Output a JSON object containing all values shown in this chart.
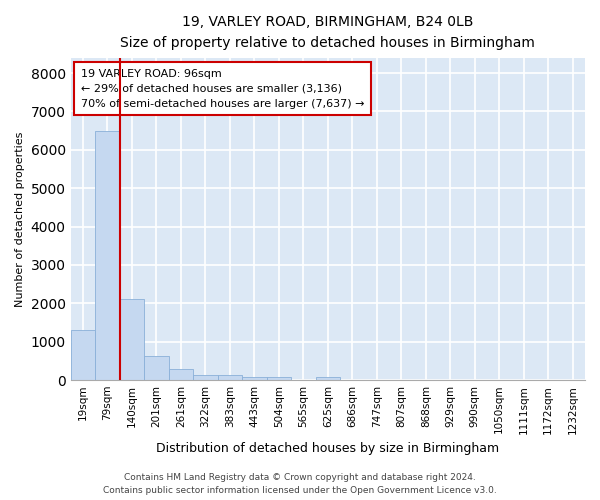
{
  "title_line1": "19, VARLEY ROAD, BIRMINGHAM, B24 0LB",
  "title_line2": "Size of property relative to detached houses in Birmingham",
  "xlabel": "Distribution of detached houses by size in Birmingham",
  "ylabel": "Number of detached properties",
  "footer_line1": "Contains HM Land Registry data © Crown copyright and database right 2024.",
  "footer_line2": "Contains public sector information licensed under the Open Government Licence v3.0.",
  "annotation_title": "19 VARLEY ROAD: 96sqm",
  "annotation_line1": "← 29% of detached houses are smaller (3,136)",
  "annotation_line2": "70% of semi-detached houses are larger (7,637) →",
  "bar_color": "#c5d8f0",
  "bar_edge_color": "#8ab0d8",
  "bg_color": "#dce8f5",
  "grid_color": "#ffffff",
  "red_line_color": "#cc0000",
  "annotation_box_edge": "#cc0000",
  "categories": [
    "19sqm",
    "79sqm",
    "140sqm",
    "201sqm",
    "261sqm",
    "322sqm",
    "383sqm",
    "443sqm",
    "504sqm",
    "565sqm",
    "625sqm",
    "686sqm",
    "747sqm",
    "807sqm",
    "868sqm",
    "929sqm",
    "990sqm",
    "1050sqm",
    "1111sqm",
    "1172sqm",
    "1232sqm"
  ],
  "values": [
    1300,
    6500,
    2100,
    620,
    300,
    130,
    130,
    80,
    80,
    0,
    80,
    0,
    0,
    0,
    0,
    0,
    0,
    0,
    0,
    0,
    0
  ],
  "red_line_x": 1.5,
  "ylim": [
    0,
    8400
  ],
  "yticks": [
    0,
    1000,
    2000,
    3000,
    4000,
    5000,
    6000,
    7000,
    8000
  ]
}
━━━
Your instructions:
Give only the number of lines that include the word "Contains".

Answer to the exercise:
2